### [Data in this exercise]
-- begin --

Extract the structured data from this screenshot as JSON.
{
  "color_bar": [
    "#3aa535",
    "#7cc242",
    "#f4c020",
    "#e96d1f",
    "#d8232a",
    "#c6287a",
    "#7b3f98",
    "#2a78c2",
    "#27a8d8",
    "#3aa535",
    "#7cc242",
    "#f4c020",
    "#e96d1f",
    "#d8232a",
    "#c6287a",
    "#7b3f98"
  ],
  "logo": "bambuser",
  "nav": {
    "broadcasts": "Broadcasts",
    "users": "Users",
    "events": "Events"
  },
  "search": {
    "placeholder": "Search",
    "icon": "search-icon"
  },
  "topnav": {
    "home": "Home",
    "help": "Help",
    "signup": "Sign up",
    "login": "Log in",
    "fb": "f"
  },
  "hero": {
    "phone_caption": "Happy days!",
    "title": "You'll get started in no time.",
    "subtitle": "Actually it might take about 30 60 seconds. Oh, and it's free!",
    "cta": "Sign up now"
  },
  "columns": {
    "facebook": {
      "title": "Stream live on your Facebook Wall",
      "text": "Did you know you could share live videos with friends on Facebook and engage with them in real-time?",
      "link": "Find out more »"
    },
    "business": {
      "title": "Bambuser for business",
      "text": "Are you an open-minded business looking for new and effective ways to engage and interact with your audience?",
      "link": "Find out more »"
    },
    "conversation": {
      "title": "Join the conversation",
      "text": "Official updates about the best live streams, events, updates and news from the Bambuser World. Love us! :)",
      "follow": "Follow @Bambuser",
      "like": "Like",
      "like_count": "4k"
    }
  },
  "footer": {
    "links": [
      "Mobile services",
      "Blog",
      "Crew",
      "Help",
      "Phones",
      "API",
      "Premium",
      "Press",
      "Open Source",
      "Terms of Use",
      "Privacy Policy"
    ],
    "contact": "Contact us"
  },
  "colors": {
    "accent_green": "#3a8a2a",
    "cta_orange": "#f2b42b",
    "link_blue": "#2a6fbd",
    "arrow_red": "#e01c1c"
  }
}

-- end --

Pick out every line of the listing containing the word "conversation", and show those lines.

    "conversation": {
      "title": "Join the conversation",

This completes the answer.